* BEGIN *

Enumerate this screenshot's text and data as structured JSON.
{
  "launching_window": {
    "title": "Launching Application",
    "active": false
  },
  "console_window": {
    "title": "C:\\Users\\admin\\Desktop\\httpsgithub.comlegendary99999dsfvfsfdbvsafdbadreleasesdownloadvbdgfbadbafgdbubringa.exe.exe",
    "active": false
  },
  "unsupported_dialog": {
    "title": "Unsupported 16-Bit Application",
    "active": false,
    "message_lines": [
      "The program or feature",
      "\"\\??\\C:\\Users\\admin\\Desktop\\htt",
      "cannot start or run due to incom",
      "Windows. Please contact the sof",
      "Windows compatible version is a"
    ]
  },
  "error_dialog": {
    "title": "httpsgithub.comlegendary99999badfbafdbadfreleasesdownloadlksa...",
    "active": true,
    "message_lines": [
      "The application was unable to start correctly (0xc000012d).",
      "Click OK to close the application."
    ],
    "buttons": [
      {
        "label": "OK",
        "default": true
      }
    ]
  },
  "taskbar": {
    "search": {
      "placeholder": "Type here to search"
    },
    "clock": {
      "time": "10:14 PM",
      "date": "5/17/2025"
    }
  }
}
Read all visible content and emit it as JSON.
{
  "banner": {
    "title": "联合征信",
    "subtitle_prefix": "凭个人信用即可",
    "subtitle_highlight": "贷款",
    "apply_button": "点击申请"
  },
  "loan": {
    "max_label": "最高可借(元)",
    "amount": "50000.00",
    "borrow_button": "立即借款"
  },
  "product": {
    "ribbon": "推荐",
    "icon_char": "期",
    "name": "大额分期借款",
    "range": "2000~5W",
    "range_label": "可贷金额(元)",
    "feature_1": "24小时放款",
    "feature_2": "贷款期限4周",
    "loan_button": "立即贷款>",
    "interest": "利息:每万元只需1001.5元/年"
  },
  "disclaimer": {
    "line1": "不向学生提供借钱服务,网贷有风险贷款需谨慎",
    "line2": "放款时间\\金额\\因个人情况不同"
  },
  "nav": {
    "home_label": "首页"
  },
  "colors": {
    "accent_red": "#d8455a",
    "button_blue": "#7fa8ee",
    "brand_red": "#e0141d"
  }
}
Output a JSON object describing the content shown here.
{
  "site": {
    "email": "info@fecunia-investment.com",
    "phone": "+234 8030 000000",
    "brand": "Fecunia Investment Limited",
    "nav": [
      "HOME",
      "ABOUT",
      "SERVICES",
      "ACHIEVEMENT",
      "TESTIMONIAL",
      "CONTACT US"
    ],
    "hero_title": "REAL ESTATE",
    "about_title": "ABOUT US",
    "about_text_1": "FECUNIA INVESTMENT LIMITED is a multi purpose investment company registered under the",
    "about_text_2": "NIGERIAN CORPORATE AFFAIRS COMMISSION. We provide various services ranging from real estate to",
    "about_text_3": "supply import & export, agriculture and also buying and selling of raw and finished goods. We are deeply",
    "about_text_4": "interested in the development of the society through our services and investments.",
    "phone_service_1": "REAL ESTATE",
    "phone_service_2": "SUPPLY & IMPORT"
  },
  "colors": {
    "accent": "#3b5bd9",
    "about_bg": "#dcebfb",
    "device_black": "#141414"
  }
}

* END *

→ **Exercise task**
Where a line above contains the string "content", copy that line.

→ **Answer to the exercise**
Read all visible content and emit it as JSON.
Output a JSON object describing the content shown here.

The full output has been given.